THE EXERCISE: Reproduce all the lines exactly as they stand, apart from the pictures.
-- START PROVIDED ENTRIES --
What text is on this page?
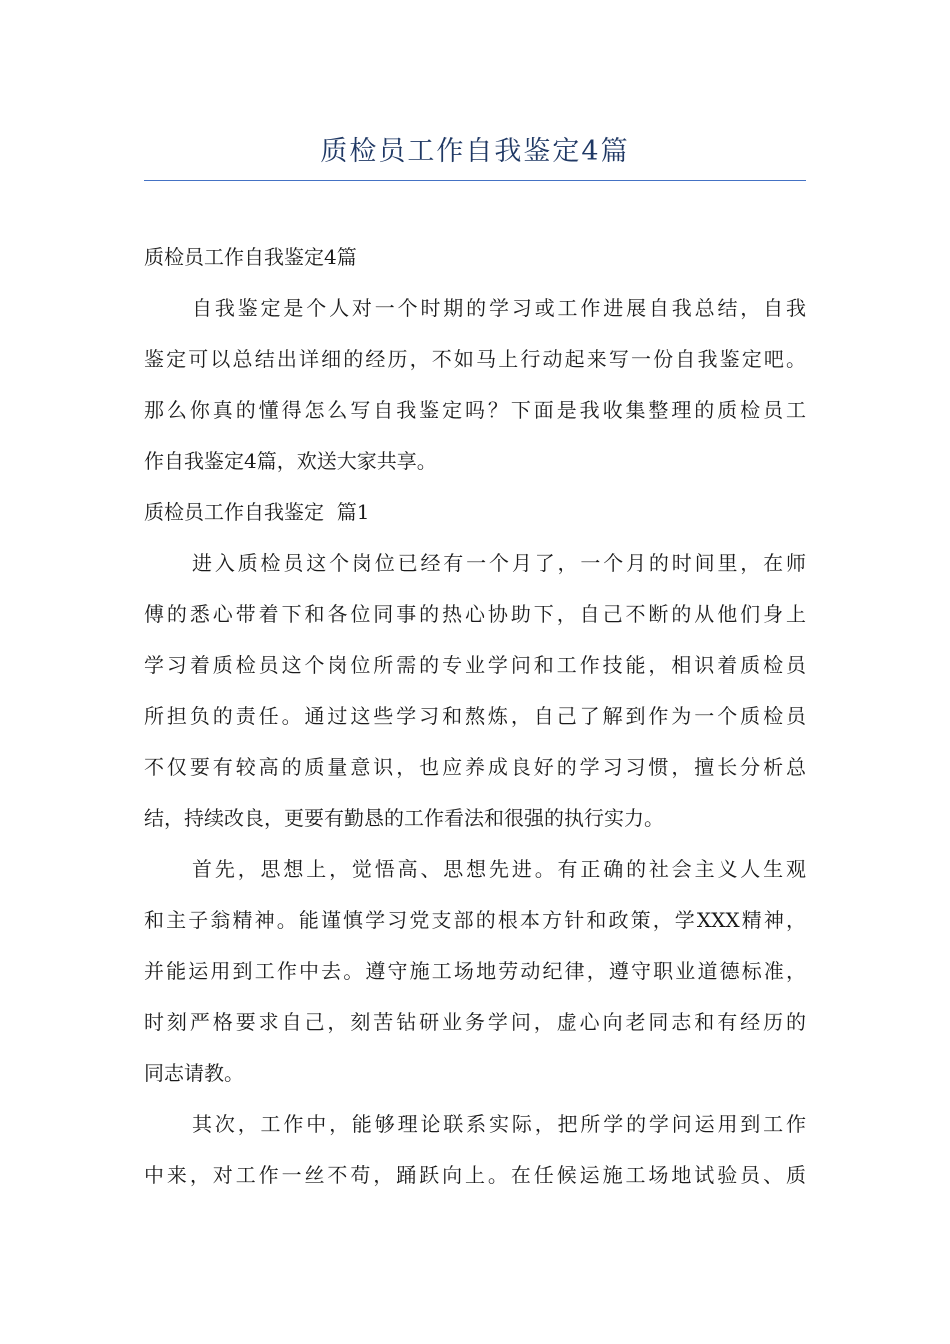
质检员工作自我鉴定4篇
质检员工作自我鉴定4篇
自我鉴定是个人对一个时期的学习或工作进展自我总结，自我
鉴定可以总结出详细的经历，不如马上行动起来写一份自我鉴定吧。
那么你真的懂得怎么写自我鉴定吗？下面是我收集整理的质检员工
作自我鉴定4篇，欢送大家共享。
质检员工作自我鉴定  篇1
进入质检员这个岗位已经有一个月了，一个月的时间里，在师
傅的悉心带着下和各位同事的热心协助下，自己不断的从他们身上
学习着质检员这个岗位所需的专业学问和工作技能，相识着质检员
所担负的责任。通过这些学习和熬炼，自己了解到作为一个质检员
不仅要有较高的质量意识，也应养成良好的学习习惯，擅长分析总
结，持续改良，更要有勤恳的工作看法和很强的执行实力。
首先，思想上，觉悟高、思想先进。有正确的社会主义人生观
和主子翁精神。能谨慎学习党支部的根本方针和政策，学XXX精神，
并能运用到工作中去。遵守施工场地劳动纪律，遵守职业道德标准，
时刻严格要求自己，刻苦钻研业务学问，虚心向老同志和有经历的
同志请教。
其次，工作中，能够理论联系实际，把所学的学问运用到工作
中来，对工作一丝不苟，踊跃向上。在任候运施工场地试验员、质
-- END PROVIDED ENTRIES --
ANSWER TO THIS PROBLEM:
What text is on this page?
质检员工作自我鉴定4篇
质检员工作自我鉴定4篇
自我鉴定是个人对一个时期的学习或工作进展自我总结，自我
鉴定可以总结出详细的经历，不如马上行动起来写一份自我鉴定吧。
那么你真的懂得怎么写自我鉴定吗？下面是我收集整理的质检员工
作自我鉴定4篇，欢送大家共享。
质检员工作自我鉴定  篇1
进入质检员这个岗位已经有一个月了，一个月的时间里，在师
傅的悉心带着下和各位同事的热心协助下，自己不断的从他们身上
学习着质检员这个岗位所需的专业学问和工作技能，相识着质检员
所担负的责任。通过这些学习和熬炼，自己了解到作为一个质检员
不仅要有较高的质量意识，也应养成良好的学习习惯，擅长分析总
结，持续改良，更要有勤恳的工作看法和很强的执行实力。
首先，思想上，觉悟高、思想先进。有正确的社会主义人生观
和主子翁精神。能谨慎学习党支部的根本方针和政策，学XXX精神，
并能运用到工作中去。遵守施工场地劳动纪律，遵守职业道德标准，
时刻严格要求自己，刻苦钻研业务学问，虚心向老同志和有经历的
同志请教。
其次，工作中，能够理论联系实际，把所学的学问运用到工作
中来，对工作一丝不苟，踊跃向上。在任候运施工场地试验员、质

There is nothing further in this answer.